* [What you have to do] State how many lines of the entries below hold the word "карты"; reply with nothing but the number.

* [Records for the task]
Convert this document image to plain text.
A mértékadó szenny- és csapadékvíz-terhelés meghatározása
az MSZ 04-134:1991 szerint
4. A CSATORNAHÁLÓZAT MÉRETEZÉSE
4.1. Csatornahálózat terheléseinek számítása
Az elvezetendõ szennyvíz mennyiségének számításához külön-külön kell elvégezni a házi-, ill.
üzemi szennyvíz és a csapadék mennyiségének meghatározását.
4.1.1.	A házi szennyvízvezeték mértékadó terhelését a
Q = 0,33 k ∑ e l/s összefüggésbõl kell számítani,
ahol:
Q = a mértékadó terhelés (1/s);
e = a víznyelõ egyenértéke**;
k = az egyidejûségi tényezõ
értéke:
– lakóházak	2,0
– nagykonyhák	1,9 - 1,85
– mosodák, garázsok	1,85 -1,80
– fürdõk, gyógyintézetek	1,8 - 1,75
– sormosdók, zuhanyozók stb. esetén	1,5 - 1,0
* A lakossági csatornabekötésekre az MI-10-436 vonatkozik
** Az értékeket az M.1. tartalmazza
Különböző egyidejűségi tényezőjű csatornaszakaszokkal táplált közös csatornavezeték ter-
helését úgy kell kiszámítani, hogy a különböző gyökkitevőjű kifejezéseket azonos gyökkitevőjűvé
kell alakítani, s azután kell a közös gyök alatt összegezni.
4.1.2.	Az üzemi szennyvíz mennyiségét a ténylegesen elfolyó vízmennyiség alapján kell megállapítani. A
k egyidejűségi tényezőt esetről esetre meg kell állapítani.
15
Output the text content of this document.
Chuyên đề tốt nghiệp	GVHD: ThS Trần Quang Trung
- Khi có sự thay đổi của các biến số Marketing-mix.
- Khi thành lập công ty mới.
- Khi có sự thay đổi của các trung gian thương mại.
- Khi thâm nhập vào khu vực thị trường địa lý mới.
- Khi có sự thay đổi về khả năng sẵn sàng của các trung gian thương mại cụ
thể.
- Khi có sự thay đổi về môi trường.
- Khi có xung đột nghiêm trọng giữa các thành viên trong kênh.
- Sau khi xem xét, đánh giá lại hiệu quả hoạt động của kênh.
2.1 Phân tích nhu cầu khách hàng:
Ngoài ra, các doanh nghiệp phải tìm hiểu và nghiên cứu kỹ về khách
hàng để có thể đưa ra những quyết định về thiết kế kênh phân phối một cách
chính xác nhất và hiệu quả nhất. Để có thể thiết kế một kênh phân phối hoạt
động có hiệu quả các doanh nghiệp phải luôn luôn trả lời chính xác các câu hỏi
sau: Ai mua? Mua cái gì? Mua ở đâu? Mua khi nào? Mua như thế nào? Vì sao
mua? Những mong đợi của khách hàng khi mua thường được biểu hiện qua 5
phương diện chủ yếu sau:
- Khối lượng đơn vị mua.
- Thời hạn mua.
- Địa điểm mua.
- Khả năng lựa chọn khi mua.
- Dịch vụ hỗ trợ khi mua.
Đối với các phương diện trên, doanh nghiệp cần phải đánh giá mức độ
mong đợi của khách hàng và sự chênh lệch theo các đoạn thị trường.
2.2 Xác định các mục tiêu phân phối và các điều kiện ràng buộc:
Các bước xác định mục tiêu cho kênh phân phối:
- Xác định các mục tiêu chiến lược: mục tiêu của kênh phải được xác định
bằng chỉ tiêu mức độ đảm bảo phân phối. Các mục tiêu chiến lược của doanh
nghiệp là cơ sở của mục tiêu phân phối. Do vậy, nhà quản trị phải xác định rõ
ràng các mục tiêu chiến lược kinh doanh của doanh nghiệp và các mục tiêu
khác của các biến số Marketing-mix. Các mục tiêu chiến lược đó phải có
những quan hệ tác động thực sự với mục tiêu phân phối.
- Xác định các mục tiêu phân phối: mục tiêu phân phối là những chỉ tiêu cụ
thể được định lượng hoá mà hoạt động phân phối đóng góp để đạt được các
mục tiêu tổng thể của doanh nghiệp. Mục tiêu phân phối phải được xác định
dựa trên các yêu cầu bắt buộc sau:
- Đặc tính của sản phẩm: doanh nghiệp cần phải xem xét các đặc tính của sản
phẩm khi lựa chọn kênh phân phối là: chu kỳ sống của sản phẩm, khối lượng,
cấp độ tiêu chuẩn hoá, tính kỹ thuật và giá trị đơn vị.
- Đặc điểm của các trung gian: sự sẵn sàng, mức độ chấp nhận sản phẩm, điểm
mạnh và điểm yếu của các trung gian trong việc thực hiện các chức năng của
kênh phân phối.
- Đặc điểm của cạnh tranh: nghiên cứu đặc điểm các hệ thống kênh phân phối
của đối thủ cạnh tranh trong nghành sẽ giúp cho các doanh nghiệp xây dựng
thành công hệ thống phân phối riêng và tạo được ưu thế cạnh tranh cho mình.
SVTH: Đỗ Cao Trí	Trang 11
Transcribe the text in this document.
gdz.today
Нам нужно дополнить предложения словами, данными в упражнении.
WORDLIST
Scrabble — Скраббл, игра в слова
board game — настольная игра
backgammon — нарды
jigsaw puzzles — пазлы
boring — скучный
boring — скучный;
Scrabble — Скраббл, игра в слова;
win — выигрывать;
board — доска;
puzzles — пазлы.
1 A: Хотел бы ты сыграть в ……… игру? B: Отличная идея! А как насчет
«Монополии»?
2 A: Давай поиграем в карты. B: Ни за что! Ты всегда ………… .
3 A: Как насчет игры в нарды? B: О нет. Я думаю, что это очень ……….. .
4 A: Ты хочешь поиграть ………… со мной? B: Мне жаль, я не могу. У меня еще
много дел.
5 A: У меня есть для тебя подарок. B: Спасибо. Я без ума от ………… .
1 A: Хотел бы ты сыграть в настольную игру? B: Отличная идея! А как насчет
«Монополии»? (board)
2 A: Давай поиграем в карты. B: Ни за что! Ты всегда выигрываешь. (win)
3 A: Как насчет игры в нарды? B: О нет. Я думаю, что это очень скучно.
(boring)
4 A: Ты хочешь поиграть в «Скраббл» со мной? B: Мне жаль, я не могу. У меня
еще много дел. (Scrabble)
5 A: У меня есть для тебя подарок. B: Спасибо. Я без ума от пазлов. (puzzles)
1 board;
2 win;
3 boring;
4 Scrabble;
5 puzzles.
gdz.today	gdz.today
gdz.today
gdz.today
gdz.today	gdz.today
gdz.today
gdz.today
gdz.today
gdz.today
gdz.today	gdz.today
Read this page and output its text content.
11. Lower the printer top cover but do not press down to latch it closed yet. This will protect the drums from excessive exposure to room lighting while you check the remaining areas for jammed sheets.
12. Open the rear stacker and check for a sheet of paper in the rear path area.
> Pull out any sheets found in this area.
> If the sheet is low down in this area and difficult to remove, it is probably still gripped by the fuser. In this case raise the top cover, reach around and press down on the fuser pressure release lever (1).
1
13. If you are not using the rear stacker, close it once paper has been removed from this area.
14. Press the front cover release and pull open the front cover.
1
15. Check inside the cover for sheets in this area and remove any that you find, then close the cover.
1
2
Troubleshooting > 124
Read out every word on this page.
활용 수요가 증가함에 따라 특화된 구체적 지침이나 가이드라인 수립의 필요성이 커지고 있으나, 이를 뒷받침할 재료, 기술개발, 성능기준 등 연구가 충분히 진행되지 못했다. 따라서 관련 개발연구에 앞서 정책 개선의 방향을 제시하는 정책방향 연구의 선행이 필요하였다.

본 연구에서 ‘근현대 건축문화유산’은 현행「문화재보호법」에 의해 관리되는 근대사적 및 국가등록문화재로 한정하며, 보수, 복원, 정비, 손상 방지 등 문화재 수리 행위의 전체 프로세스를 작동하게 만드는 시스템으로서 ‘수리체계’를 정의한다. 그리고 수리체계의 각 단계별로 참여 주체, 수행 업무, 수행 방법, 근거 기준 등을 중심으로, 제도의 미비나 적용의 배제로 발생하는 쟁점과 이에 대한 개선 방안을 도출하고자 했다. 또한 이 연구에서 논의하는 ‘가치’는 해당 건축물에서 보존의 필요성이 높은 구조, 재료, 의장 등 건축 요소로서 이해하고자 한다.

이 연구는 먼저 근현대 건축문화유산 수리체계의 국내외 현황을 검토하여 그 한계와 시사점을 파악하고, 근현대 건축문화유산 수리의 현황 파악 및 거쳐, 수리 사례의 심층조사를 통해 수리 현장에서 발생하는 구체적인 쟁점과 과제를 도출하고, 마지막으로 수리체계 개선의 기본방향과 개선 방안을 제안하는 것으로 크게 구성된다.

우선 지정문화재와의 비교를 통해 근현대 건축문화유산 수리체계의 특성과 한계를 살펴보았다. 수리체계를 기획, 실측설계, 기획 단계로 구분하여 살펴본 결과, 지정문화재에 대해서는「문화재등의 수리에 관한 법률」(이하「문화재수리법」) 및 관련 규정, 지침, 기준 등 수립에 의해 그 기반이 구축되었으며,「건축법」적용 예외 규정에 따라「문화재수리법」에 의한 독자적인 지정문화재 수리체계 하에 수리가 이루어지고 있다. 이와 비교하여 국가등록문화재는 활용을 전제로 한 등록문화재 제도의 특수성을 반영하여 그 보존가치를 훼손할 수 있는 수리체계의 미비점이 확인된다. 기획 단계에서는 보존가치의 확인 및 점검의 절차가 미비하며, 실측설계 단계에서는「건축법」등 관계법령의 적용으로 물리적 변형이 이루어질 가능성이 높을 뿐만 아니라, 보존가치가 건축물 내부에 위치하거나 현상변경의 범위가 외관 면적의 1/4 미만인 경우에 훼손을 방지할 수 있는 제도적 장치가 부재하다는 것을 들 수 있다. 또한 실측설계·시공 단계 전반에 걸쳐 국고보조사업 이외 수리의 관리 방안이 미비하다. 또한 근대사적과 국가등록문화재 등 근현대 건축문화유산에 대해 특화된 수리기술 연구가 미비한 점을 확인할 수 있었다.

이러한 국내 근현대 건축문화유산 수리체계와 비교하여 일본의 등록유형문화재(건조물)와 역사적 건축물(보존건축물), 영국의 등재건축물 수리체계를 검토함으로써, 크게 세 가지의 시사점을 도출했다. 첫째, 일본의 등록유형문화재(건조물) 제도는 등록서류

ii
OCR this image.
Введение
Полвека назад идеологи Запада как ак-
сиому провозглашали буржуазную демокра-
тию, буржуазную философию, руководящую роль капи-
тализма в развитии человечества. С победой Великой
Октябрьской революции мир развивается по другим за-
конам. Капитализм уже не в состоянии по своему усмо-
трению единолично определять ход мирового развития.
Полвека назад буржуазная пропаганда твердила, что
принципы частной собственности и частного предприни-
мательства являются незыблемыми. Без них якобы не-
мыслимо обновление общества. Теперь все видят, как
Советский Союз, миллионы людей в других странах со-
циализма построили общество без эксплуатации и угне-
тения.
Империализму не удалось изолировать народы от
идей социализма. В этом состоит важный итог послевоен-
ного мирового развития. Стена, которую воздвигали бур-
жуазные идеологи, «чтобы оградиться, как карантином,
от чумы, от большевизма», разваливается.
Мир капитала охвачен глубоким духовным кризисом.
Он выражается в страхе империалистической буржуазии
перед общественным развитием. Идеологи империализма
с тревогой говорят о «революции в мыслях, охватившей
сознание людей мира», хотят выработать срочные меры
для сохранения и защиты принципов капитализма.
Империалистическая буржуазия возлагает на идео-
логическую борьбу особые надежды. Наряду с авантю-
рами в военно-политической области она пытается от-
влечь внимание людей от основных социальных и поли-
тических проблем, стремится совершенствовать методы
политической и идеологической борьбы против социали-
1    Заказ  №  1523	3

* [Task solution] 2